Omit every picture and return the rest of the data unaltered.

☆ ☆ ☆ ☆

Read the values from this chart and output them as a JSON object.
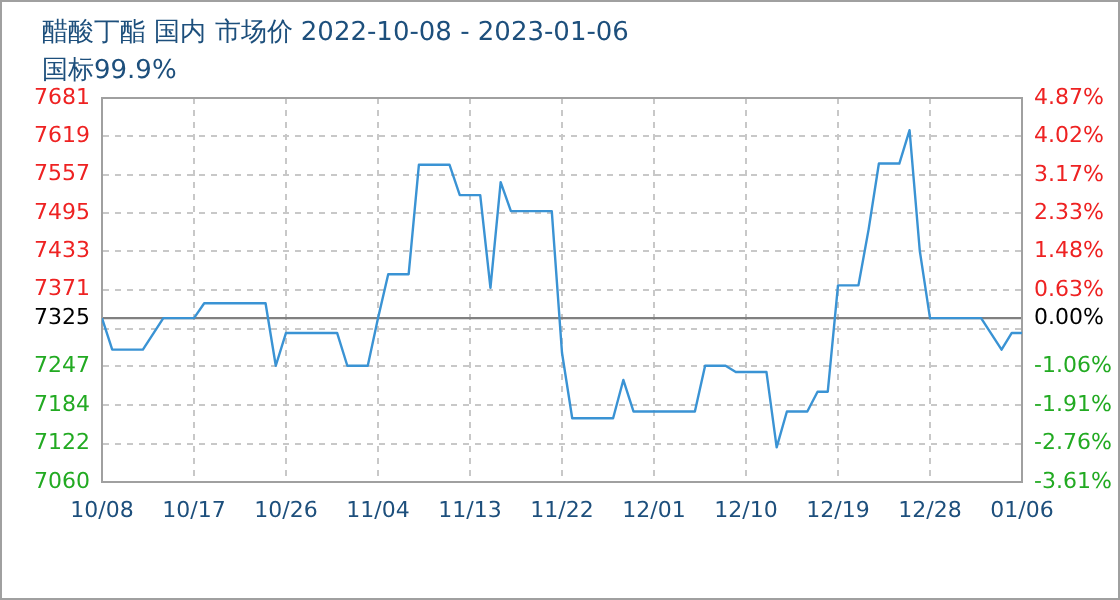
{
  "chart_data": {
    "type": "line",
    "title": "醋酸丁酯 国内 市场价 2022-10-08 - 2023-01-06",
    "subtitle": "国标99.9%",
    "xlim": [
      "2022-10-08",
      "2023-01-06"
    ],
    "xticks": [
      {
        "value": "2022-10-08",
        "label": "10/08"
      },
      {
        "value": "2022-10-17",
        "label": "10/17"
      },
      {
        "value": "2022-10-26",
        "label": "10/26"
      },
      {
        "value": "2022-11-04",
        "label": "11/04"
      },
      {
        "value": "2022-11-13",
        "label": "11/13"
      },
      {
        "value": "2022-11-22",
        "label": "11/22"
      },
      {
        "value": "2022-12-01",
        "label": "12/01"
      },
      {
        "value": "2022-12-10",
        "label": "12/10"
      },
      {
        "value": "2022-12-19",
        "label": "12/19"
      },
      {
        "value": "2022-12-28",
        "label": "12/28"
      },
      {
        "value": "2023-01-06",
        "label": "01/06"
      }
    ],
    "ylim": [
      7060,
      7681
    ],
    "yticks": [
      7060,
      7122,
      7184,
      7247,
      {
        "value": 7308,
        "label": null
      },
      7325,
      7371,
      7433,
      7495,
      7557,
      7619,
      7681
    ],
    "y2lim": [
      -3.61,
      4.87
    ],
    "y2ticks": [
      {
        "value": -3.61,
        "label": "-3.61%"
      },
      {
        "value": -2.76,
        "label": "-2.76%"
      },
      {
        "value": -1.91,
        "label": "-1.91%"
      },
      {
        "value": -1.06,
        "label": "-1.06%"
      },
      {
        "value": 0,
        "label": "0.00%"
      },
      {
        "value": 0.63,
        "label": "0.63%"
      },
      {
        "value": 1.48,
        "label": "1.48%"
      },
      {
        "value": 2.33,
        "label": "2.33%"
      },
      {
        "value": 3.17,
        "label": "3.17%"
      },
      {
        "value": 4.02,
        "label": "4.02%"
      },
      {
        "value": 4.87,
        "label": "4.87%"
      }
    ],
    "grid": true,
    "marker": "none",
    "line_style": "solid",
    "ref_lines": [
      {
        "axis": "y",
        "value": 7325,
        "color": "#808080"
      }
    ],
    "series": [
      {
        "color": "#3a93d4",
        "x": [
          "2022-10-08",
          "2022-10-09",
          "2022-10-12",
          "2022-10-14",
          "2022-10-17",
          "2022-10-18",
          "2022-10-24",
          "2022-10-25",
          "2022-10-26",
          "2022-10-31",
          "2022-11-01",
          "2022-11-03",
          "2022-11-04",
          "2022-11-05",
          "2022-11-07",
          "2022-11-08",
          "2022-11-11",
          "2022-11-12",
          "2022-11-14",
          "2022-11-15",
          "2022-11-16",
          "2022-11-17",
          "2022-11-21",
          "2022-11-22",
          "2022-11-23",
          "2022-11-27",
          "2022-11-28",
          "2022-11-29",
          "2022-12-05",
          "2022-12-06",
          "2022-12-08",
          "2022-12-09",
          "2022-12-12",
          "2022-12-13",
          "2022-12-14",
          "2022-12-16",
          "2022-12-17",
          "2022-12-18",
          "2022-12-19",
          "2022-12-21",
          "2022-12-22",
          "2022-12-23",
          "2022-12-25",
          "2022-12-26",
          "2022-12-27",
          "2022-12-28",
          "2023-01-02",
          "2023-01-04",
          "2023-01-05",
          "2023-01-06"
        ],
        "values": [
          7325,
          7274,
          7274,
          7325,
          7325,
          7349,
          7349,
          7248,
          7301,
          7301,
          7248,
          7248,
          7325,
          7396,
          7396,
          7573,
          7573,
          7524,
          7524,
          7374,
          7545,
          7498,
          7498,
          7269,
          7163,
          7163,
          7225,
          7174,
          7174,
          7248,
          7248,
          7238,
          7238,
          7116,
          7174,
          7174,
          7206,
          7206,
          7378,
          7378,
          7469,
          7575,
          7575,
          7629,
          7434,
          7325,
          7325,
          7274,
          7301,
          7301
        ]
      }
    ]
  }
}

☆ ☆ ☆ ☆

In response:
Read the values from this chart and output them as a JSON object.
{
  "chart_data": {
    "type": "line",
    "title": "醋酸丁酯 国内 市场价 2022-10-08 - 2023-01-06",
    "subtitle": "国标99.9%",
    "xlim": [
      "2022-10-08",
      "2023-01-06"
    ],
    "xticks": [
      {
        "value": "2022-10-08",
        "label": "10/08"
      },
      {
        "value": "2022-10-17",
        "label": "10/17"
      },
      {
        "value": "2022-10-26",
        "label": "10/26"
      },
      {
        "value": "2022-11-04",
        "label": "11/04"
      },
      {
        "value": "2022-11-13",
        "label": "11/13"
      },
      {
        "value": "2022-11-22",
        "label": "11/22"
      },
      {
        "value": "2022-12-01",
        "label": "12/01"
      },
      {
        "value": "2022-12-10",
        "label": "12/10"
      },
      {
        "value": "2022-12-19",
        "label": "12/19"
      },
      {
        "value": "2022-12-28",
        "label": "12/28"
      },
      {
        "value": "2023-01-06",
        "label": "01/06"
      }
    ],
    "ylim": [
      7060,
      7681
    ],
    "yticks": [
      7060,
      7122,
      7184,
      7247,
      {
        "value": 7308,
        "label": null
      },
      7325,
      7371,
      7433,
      7495,
      7557,
      7619,
      7681
    ],
    "y2lim": [
      -3.61,
      4.87
    ],
    "y2ticks": [
      {
        "value": -3.61,
        "label": "-3.61%"
      },
      {
        "value": -2.76,
        "label": "-2.76%"
      },
      {
        "value": -1.91,
        "label": "-1.91%"
      },
      {
        "value": -1.06,
        "label": "-1.06%"
      },
      {
        "value": 0,
        "label": "0.00%"
      },
      {
        "value": 0.63,
        "label": "0.63%"
      },
      {
        "value": 1.48,
        "label": "1.48%"
      },
      {
        "value": 2.33,
        "label": "2.33%"
      },
      {
        "value": 3.17,
        "label": "3.17%"
      },
      {
        "value": 4.02,
        "label": "4.02%"
      },
      {
        "value": 4.87,
        "label": "4.87%"
      }
    ],
    "grid": true,
    "marker": "none",
    "line_style": "solid",
    "ref_lines": [
      {
        "axis": "y",
        "value": 7325,
        "color": "#808080"
      }
    ],
    "series": [
      {
        "color": "#3a93d4",
        "x": [
          "2022-10-08",
          "2022-10-09",
          "2022-10-12",
          "2022-10-14",
          "2022-10-17",
          "2022-10-18",
          "2022-10-24",
          "2022-10-25",
          "2022-10-26",
          "2022-10-31",
          "2022-11-01",
          "2022-11-03",
          "2022-11-04",
          "2022-11-05",
          "2022-11-07",
          "2022-11-08",
          "2022-11-11",
          "2022-11-12",
          "2022-11-14",
          "2022-11-15",
          "2022-11-16",
          "2022-11-17",
          "2022-11-21",
          "2022-11-22",
          "2022-11-23",
          "2022-11-27",
          "2022-11-28",
          "2022-11-29",
          "2022-12-05",
          "2022-12-06",
          "2022-12-08",
          "2022-12-09",
          "2022-12-12",
          "2022-12-13",
          "2022-12-14",
          "2022-12-16",
          "2022-12-17",
          "2022-12-18",
          "2022-12-19",
          "2022-12-21",
          "2022-12-22",
          "2022-12-23",
          "2022-12-25",
          "2022-12-26",
          "2022-12-27",
          "2022-12-28",
          "2023-01-02",
          "2023-01-04",
          "2023-01-05",
          "2023-01-06"
        ],
        "values": [
          7325,
          7274,
          7274,
          7325,
          7325,
          7349,
          7349,
          7248,
          7301,
          7301,
          7248,
          7248,
          7325,
          7396,
          7396,
          7573,
          7573,
          7524,
          7524,
          7374,
          7545,
          7498,
          7498,
          7269,
          7163,
          7163,
          7225,
          7174,
          7174,
          7248,
          7248,
          7238,
          7238,
          7116,
          7174,
          7174,
          7206,
          7206,
          7378,
          7378,
          7469,
          7575,
          7575,
          7629,
          7434,
          7325,
          7325,
          7274,
          7301,
          7301
        ]
      }
    ]
  }
}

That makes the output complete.